*Data provided:*

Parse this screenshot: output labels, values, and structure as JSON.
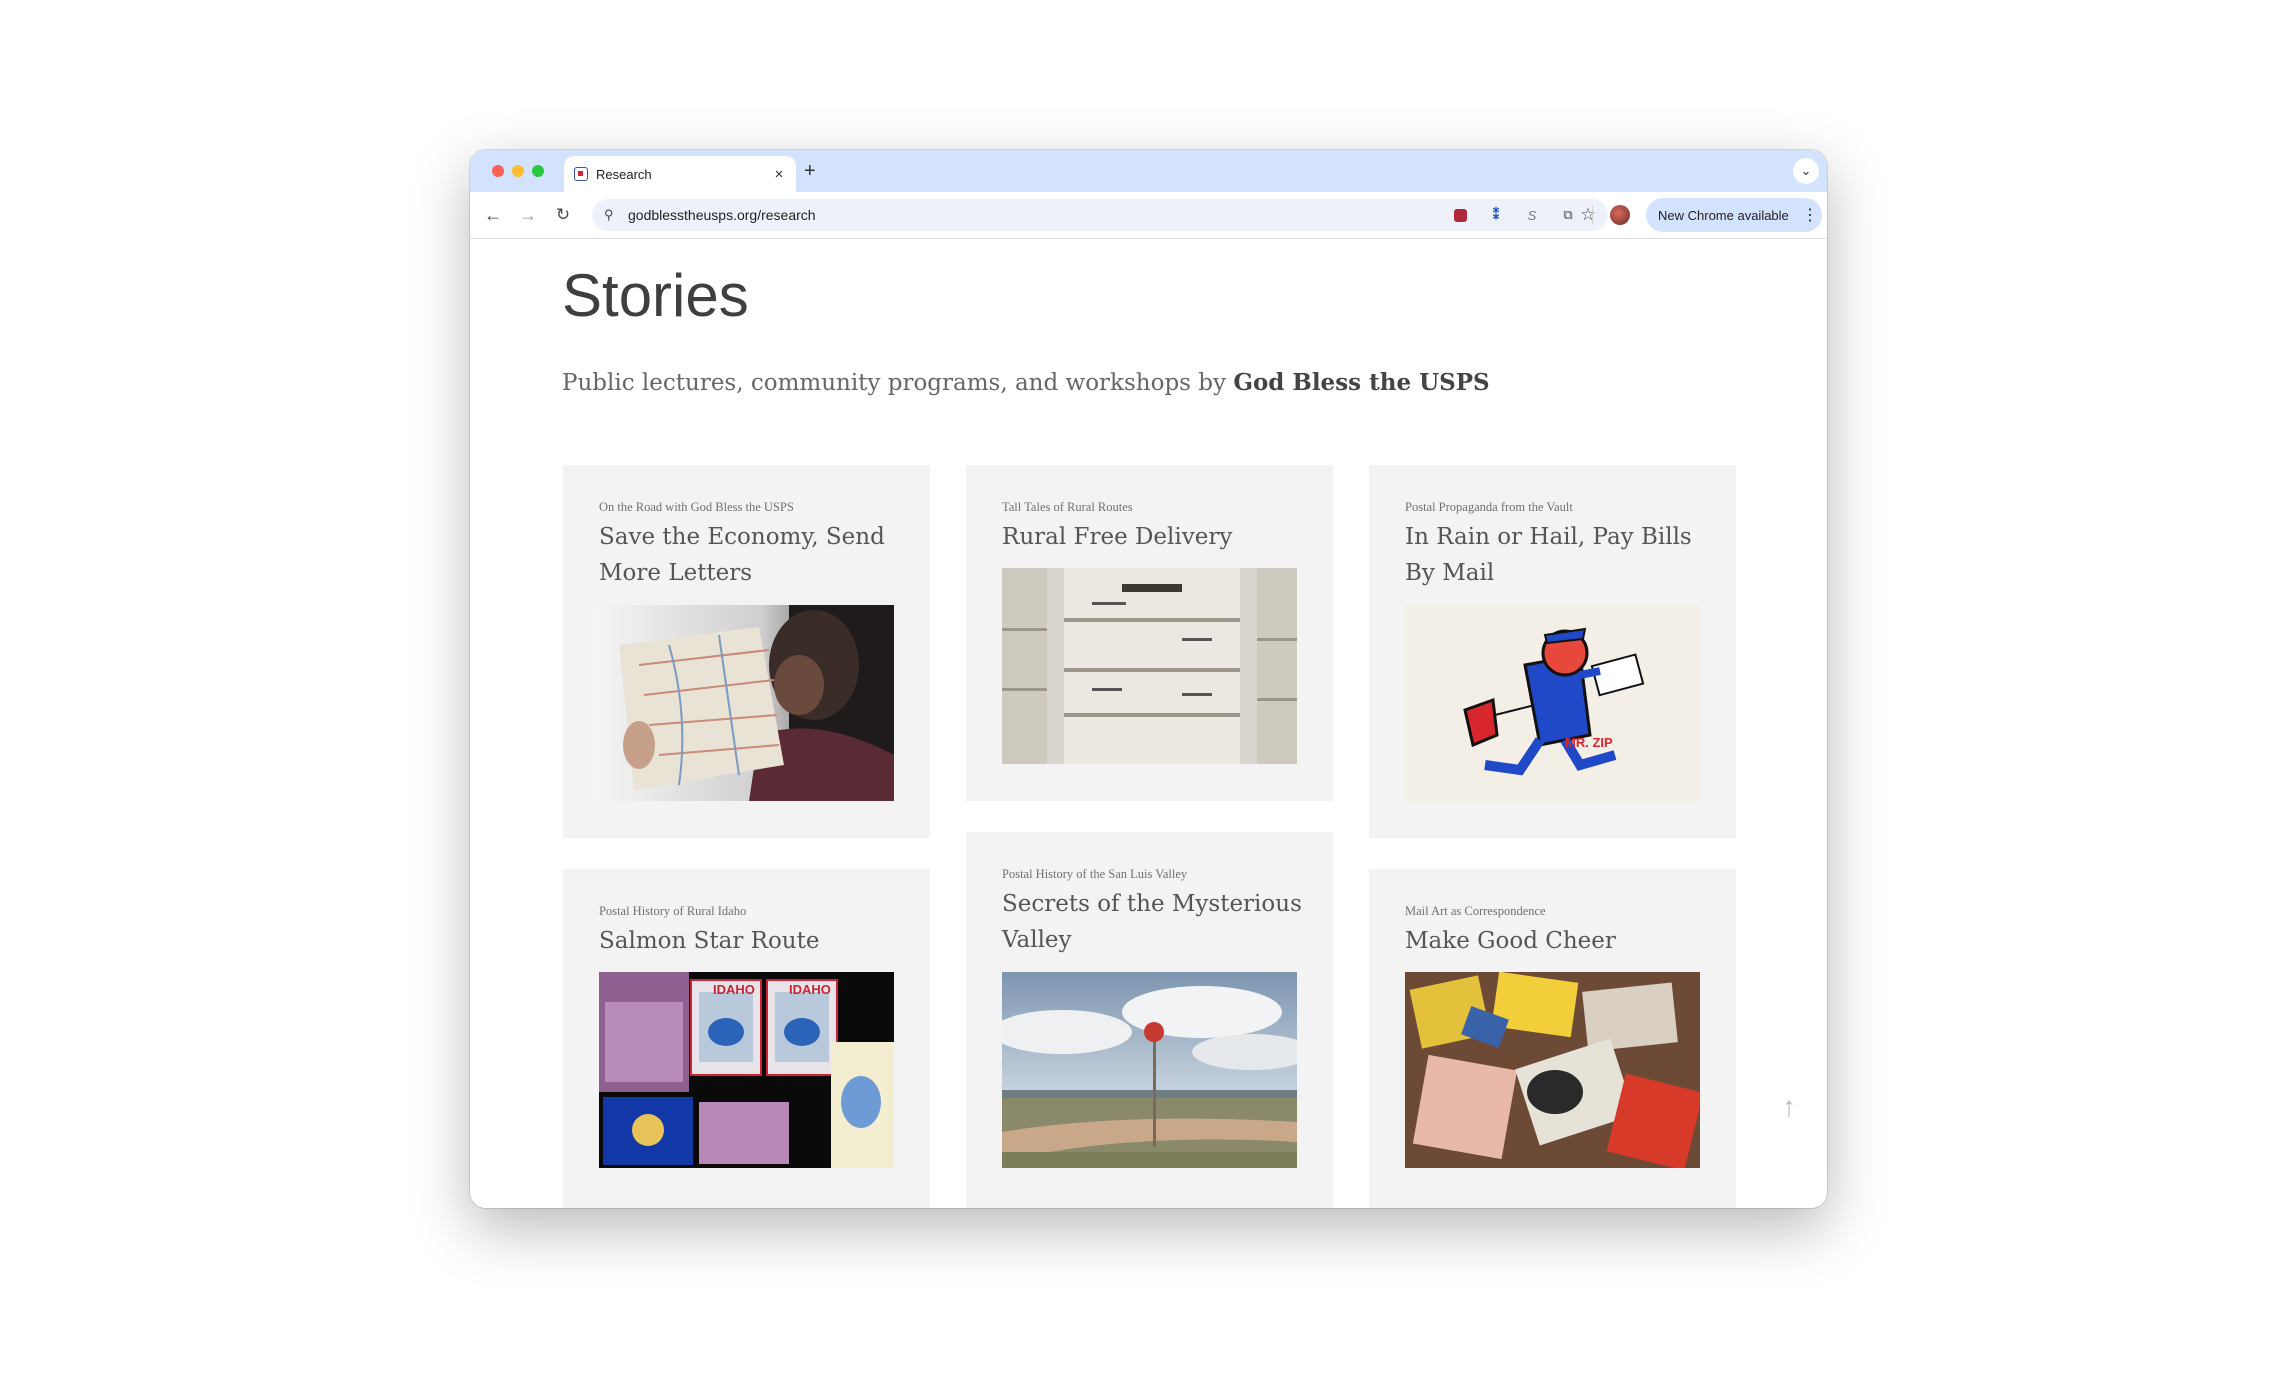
{
  "browser": {
    "tab_title": "Research",
    "tab_close_glyph": "×",
    "new_tab_glyph": "+",
    "tab_search_glyph": "⌄",
    "url": "godblesstheusps.org/research",
    "update_label": "New Chrome available",
    "update_menu_glyph": "⋮",
    "back_glyph": "←",
    "forward_glyph": "→",
    "reload_glyph": "↻",
    "site_info_glyph": "⚲",
    "star_glyph": "☆",
    "ext2_glyph": "⁑",
    "ext3_glyph": "S",
    "ext4_glyph": "⧉",
    "icons": [
      "back-icon",
      "forward-icon",
      "reload-icon",
      "site-info-icon",
      "bookmark-star-icon",
      "extension-icon",
      "profile-avatar-icon",
      "more-menu-icon"
    ]
  },
  "page": {
    "title": "Stories",
    "intro_prefix": "Public lectures, community programs, and workshops by ",
    "intro_brand": "God Bless the USPS",
    "back_to_top_glyph": "↑"
  },
  "cards": [
    {
      "kicker": "On the Road with God Bless the USPS",
      "title": "Save the Economy, Send More Letters",
      "image": "person reading a road map in a car"
    },
    {
      "kicker": "Tall Tales of Rural Routes",
      "title": "Rural Free Delivery",
      "image": "stacked U.S. Mail trays"
    },
    {
      "kicker": "Postal Propaganda from the Vault",
      "title": "In Rain or Hail, Pay Bills By Mail",
      "image": "Mr. ZIP mascot illustration",
      "image_text": "MR. ZIP"
    },
    {
      "kicker": "Postal History of Rural Idaho",
      "title": "Salmon Star Route",
      "image": "Idaho postage stamps",
      "image_text": "IDAHO"
    },
    {
      "kicker": "Postal History of the San Luis Valley",
      "title": "Secrets of the Mysterious Valley",
      "image": "dirt road with stop sign under cloudy sky"
    },
    {
      "kicker": "Mail Art as Correspondence",
      "title": "Make Good Cheer",
      "image": "collage of mail art envelopes"
    }
  ],
  "colors": {
    "tabstrip": "#d3e3fd",
    "card_bg": "#f3f3f3",
    "title_text": "#3f3f3f"
  }
}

*Given problem:* Report how many lines in this data include the string "with", and nothing else.

*Result for this exercise:* 2